* START RECORDS PROVIDED *

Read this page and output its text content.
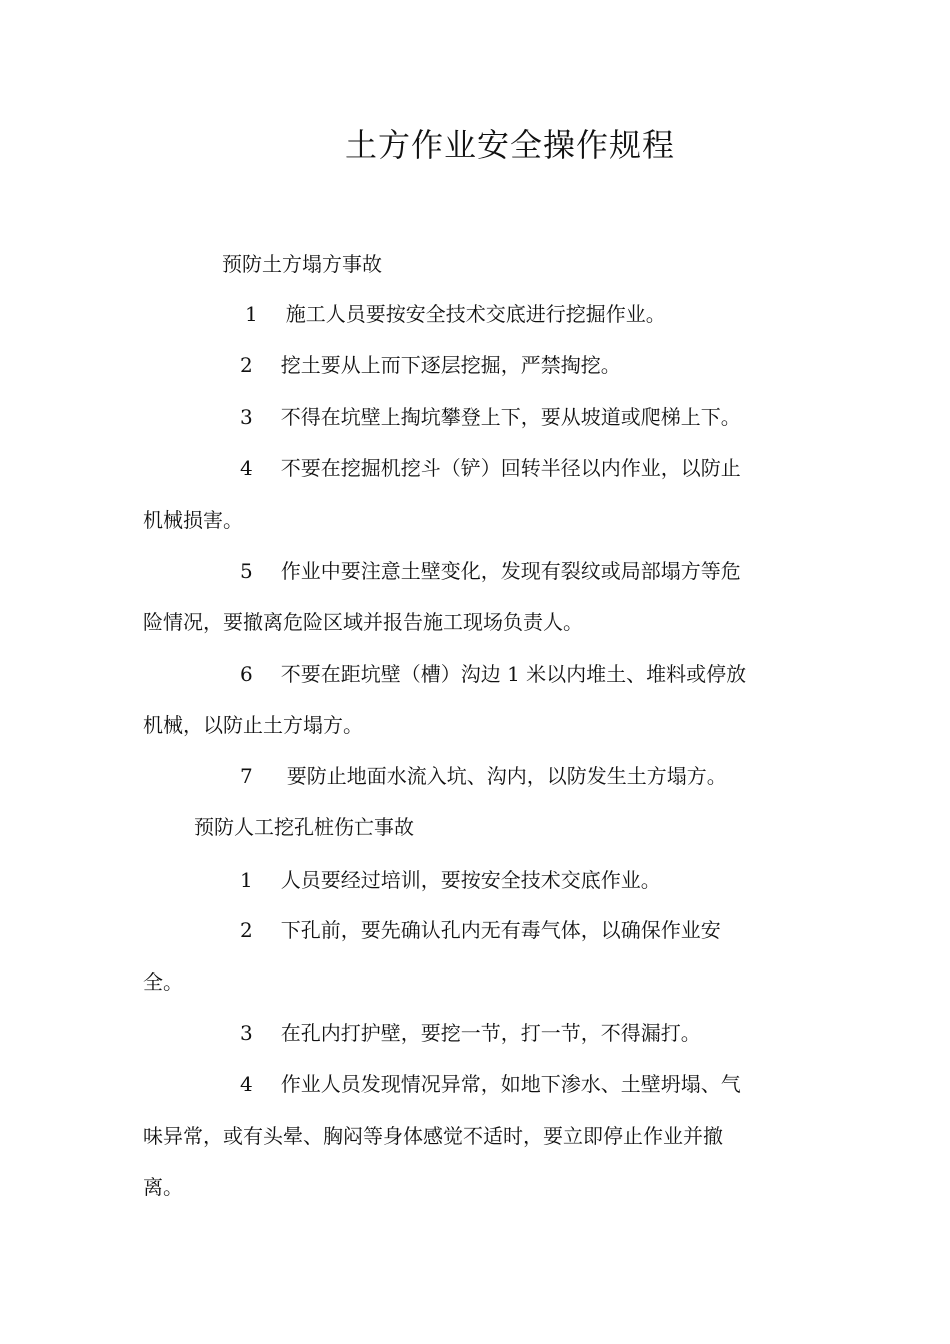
土方作业安全操作规程
预防土方塌方事故
1 施工人员要按安全技术交底进行挖掘作业。
2 挖土要从上而下逐层挖掘，严禁掏挖。
3 不得在坑壁上掏坑攀登上下，要从坡道或爬梯上下。
4 不要在挖掘机挖斗（铲）回转半径以内作业，以防止
机械损害。
5 作业中要注意土壁变化，发现有裂纹或局部塌方等危
险情况，要撤离危险区域并报告施工现场负责人。
6 不要在距坑壁（槽）沟边 1 米以内堆土、堆料或停放
机械，以防止土方塌方。
7 要防止地面水流入坑、沟内，以防发生土方塌方。
预防人工挖孔桩伤亡事故
1 人员要经过培训，要按安全技术交底作业。
2 下孔前，要先确认孔内无有毒气体，以确保作业安
全。
3 在孔内打护壁，要挖一节，打一节，不得漏打。
4 作业人员发现情况异常，如地下渗水、土壁坍塌、气
味异常，或有头晕、胸闷等身体感觉不适时，要立即停止作业并撤
离。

* END RECORDS PROVIDED *

TASK DESCRIPTION: Produce an exact copy of each line of data, skipping embedded images.

COMPLETE ANSWER:
Read this page and output its text content.
土方作业安全操作规程
预防土方塌方事故
1 施工人员要按安全技术交底进行挖掘作业。
2 挖土要从上而下逐层挖掘，严禁掏挖。
3 不得在坑壁上掏坑攀登上下，要从坡道或爬梯上下。
4 不要在挖掘机挖斗（铲）回转半径以内作业，以防止
机械损害。
5 作业中要注意土壁变化，发现有裂纹或局部塌方等危
险情况，要撤离危险区域并报告施工现场负责人。
6 不要在距坑壁（槽）沟边 1 米以内堆土、堆料或停放
机械，以防止土方塌方。
7 要防止地面水流入坑、沟内，以防发生土方塌方。
预防人工挖孔桩伤亡事故
1 人员要经过培训，要按安全技术交底作业。
2 下孔前，要先确认孔内无有毒气体，以确保作业安
全。
3 在孔内打护壁，要挖一节，打一节，不得漏打。
4 作业人员发现情况异常，如地下渗水、土壁坍塌、气
味异常，或有头晕、胸闷等身体感觉不适时，要立即停止作业并撤
离。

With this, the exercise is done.